Exercise input:
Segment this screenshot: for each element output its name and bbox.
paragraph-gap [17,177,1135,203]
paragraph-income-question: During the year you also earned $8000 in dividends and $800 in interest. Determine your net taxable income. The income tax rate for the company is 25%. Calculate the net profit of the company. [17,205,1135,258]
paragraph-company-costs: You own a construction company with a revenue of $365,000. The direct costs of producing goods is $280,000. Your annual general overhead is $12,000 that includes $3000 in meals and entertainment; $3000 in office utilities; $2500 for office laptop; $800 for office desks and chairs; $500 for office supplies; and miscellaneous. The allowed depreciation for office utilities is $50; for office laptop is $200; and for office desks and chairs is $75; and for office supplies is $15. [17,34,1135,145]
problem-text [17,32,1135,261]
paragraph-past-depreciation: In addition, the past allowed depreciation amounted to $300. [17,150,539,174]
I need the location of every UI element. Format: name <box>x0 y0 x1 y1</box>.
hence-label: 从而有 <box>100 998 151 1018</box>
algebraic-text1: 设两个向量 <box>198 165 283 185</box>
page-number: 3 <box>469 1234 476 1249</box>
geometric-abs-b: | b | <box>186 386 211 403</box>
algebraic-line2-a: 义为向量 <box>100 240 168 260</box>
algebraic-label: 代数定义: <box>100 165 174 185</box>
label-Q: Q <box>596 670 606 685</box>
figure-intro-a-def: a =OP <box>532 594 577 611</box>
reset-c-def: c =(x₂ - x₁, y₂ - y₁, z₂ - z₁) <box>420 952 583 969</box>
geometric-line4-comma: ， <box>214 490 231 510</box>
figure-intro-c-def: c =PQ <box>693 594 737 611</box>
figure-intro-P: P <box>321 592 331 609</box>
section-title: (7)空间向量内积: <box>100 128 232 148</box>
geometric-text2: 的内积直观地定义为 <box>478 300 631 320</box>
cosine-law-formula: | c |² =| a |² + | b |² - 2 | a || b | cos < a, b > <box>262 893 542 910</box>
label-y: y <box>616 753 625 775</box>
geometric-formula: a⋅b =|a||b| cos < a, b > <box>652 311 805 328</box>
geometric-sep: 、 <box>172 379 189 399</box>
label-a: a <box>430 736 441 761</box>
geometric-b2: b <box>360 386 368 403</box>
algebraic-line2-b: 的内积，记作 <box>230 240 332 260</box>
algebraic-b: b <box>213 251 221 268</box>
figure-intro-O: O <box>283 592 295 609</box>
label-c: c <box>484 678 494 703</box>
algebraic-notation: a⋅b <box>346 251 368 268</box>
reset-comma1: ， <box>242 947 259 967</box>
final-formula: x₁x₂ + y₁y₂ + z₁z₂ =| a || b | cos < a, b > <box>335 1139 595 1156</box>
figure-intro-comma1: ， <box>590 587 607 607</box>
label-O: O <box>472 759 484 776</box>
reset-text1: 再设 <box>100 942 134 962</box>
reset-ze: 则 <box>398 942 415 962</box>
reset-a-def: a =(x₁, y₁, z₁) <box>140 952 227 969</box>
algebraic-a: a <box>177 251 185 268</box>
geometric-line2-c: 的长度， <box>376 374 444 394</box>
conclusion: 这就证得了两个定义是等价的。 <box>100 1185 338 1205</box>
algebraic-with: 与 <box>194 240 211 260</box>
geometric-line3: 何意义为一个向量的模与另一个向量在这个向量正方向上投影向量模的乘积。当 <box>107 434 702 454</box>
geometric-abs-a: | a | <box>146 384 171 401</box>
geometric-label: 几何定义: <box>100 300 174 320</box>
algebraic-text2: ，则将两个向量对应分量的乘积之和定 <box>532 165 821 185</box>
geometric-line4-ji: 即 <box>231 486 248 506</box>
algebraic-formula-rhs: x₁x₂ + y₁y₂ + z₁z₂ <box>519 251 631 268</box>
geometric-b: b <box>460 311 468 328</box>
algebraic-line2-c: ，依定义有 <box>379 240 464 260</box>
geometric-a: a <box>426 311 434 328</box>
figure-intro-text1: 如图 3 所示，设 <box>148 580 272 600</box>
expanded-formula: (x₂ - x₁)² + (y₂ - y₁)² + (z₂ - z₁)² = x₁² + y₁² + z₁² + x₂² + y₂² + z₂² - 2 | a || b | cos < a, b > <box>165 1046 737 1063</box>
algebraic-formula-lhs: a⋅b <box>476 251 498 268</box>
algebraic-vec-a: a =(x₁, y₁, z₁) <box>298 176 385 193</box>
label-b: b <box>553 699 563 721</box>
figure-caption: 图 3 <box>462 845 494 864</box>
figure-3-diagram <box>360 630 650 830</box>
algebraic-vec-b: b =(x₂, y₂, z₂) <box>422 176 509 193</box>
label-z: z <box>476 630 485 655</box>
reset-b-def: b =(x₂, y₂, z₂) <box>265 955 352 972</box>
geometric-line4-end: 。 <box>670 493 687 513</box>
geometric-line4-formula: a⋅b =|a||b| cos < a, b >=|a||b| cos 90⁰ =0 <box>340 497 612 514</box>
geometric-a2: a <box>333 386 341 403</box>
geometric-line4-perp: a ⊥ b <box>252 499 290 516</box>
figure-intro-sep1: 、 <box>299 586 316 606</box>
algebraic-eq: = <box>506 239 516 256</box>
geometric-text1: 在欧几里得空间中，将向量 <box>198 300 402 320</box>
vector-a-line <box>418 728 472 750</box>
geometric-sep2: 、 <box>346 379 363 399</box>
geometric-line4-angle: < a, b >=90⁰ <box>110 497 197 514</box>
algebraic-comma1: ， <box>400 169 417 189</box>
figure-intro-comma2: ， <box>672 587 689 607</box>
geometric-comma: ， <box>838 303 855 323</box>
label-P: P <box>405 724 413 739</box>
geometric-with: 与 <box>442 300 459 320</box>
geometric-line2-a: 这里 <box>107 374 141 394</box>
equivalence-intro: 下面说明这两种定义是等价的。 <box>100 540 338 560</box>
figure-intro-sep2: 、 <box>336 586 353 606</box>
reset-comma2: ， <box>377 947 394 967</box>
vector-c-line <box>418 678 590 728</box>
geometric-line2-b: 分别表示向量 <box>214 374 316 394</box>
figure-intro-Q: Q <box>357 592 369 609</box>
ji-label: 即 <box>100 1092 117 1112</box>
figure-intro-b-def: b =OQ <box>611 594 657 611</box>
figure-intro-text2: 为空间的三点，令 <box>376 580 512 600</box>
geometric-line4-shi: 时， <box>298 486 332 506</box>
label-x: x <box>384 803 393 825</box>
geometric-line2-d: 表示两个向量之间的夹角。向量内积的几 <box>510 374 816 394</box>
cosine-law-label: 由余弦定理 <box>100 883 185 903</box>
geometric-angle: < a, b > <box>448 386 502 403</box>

Required task: Please format the data as a numbered list, starting at the first line and stopping after the line that contains "paragraph-income-question: During the", and leave out any blank lines.

Result for this task:
1. Segment this screenshot: for each element output its name and bbox.
2. paragraph-gap [17,177,1135,203]
3. paragraph-income-question: During the year you also earned $8000 in dividends and $800 in interest. Determine your net taxable income. The income tax rate for the company is 25%. Calculate the net profit of the company. [17,205,1135,258]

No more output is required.